THE TASK: Copy out each line of the data holding "text".

DATA LISTING:
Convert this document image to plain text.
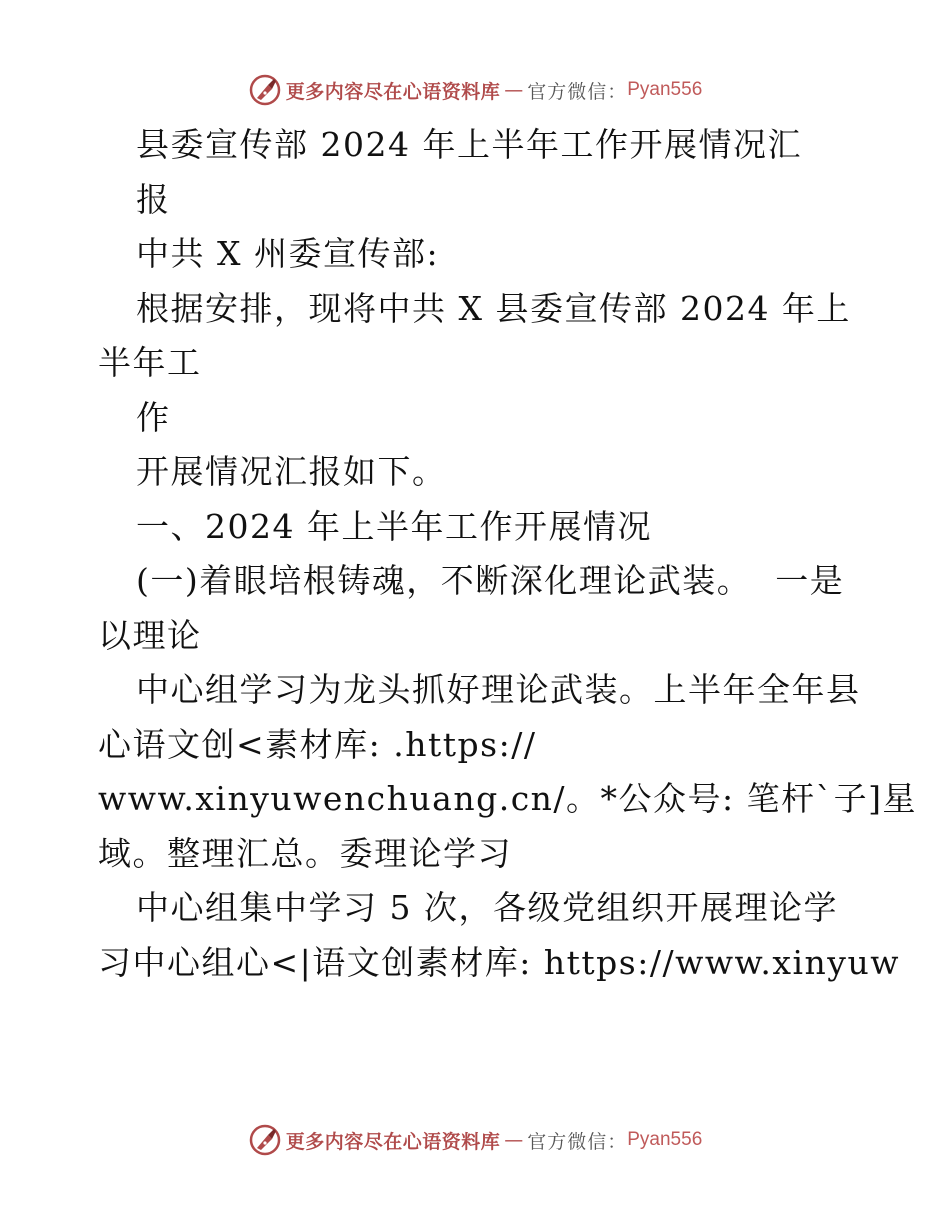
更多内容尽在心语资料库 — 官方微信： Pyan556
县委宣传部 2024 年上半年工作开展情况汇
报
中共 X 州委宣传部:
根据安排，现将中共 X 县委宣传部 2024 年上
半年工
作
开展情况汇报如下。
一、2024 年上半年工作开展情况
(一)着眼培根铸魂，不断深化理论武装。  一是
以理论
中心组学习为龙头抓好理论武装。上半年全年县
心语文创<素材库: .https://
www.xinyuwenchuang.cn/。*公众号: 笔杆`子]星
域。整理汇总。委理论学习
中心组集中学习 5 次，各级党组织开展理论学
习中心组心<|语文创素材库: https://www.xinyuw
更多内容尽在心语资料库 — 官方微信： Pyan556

==

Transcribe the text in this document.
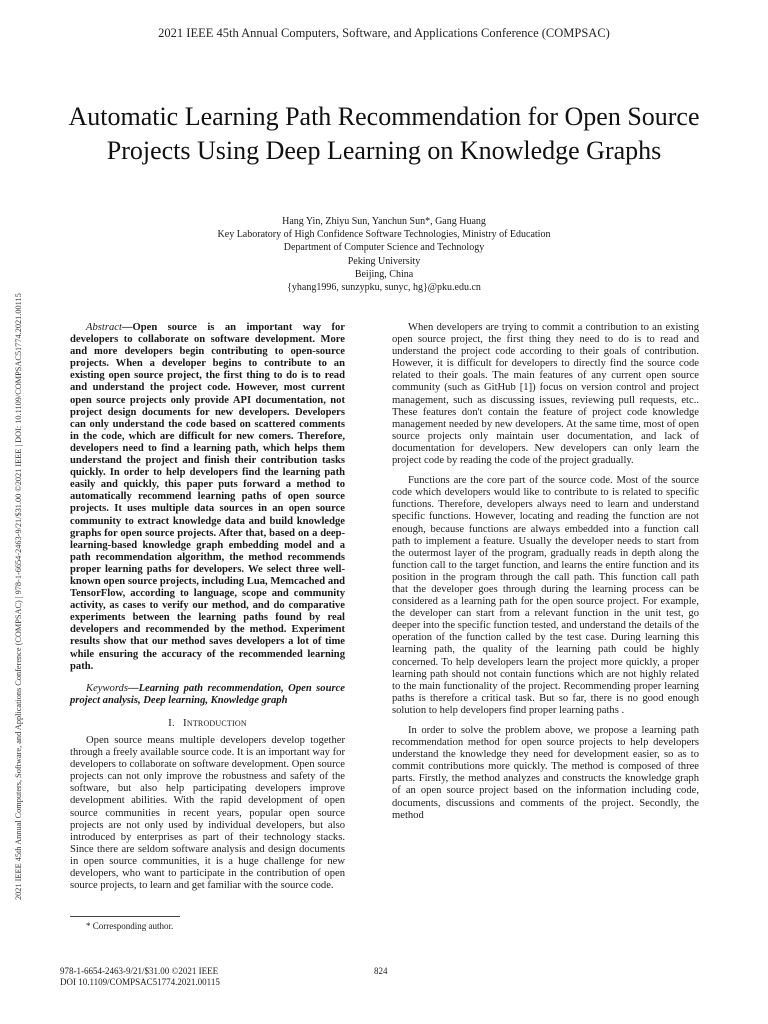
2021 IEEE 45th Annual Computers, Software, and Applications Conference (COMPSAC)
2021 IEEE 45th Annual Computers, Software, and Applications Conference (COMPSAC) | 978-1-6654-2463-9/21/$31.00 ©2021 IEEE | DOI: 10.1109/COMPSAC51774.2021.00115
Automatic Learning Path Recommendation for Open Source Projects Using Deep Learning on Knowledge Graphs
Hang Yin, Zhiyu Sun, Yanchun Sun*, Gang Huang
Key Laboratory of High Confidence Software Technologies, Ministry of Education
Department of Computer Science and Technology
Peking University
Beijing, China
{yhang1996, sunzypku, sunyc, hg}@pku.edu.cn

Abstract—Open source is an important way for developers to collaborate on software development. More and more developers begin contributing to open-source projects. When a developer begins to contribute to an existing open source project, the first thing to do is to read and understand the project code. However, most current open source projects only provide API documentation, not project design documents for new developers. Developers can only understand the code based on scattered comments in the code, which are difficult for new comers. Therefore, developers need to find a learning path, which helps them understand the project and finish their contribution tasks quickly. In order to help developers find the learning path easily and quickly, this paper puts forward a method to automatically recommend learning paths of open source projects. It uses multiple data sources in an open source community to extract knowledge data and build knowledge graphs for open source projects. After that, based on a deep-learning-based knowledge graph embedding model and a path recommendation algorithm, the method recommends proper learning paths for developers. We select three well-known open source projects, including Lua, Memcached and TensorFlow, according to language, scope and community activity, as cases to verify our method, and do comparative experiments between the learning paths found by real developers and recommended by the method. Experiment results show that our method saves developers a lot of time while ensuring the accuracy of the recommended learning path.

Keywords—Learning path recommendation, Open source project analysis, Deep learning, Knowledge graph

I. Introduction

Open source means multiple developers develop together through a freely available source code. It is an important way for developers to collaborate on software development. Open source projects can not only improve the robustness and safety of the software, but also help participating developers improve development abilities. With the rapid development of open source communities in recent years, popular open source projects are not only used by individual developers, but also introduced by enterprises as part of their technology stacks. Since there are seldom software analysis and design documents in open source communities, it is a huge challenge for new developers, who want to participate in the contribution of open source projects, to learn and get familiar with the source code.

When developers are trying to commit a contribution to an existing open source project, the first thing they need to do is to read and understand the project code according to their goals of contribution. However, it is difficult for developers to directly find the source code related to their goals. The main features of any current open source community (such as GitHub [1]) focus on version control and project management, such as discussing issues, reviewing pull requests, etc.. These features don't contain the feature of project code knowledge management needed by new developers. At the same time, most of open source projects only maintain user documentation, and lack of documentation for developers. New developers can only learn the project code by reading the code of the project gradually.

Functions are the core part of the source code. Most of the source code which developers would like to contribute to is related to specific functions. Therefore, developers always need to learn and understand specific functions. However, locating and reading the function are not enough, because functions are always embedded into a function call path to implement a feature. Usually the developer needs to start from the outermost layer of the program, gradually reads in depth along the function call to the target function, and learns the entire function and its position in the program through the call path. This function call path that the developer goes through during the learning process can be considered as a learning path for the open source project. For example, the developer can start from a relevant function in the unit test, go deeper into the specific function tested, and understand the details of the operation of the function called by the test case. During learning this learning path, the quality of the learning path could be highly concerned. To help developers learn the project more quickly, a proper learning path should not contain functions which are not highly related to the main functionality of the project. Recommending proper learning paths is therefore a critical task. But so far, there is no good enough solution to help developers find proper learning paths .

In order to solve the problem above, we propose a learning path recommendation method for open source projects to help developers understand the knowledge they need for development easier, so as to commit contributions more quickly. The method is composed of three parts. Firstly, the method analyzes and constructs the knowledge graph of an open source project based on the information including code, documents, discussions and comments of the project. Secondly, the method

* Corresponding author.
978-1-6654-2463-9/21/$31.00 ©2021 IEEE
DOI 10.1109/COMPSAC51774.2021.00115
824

==

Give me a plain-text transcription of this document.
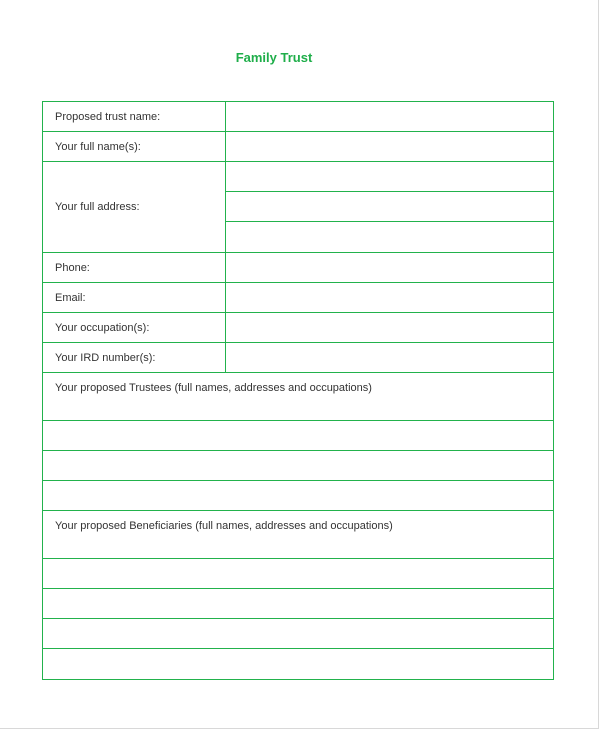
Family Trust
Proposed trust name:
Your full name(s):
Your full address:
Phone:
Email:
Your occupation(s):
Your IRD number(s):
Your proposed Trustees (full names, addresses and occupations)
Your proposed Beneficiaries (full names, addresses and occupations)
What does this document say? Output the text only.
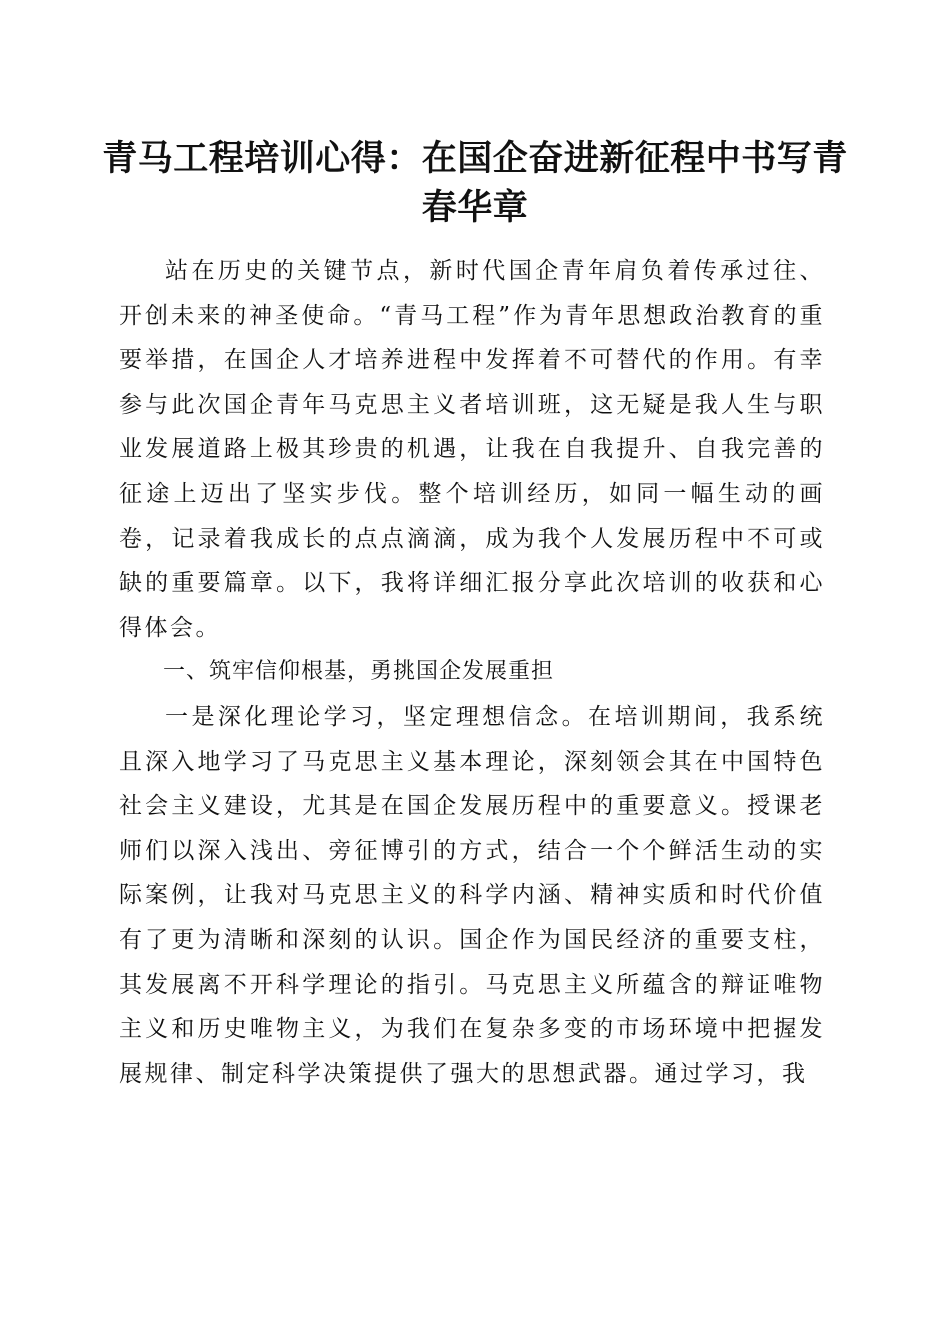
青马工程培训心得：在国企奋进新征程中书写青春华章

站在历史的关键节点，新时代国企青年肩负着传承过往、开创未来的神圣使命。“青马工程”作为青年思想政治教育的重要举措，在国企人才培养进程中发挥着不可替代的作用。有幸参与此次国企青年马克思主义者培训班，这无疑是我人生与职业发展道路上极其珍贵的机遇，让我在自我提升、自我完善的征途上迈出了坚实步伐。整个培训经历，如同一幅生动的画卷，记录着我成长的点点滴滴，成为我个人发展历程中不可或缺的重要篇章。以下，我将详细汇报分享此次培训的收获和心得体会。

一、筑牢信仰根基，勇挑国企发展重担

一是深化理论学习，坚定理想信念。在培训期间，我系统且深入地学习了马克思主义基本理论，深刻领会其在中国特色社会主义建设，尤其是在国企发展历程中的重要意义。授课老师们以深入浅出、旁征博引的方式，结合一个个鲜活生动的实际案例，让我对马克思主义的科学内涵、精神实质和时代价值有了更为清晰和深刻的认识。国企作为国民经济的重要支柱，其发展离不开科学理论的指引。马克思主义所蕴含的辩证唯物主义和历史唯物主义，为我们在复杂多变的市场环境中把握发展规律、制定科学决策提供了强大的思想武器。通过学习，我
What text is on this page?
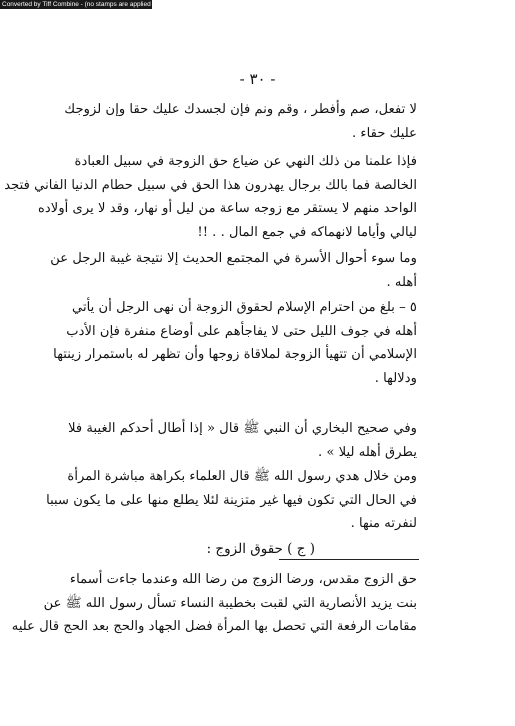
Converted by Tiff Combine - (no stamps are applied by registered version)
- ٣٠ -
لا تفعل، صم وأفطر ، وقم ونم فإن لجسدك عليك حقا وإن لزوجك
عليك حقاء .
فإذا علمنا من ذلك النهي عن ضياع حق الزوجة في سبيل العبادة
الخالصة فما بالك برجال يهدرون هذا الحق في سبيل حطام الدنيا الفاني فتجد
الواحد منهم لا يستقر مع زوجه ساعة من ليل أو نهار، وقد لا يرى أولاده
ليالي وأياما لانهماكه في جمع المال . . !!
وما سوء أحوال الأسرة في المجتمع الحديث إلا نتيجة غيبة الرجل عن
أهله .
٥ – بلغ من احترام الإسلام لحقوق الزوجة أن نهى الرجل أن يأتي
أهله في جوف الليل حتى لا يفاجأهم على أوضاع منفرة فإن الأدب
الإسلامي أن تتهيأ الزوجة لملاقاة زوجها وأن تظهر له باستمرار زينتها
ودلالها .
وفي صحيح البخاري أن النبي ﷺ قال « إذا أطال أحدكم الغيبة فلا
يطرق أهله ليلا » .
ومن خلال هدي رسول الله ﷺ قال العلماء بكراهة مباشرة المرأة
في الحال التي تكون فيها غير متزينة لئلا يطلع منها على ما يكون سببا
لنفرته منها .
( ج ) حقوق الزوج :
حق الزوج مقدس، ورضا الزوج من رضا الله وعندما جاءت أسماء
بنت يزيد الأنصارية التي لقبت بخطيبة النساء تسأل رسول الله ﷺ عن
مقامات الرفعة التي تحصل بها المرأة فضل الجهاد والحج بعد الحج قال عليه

EXERCISE ANSWER:
Convert this document image to plain text.
Transcribe the text in this document.
Give me a plain-text transcription of this document.
What does this document say? Output the text only.
What text is on this page?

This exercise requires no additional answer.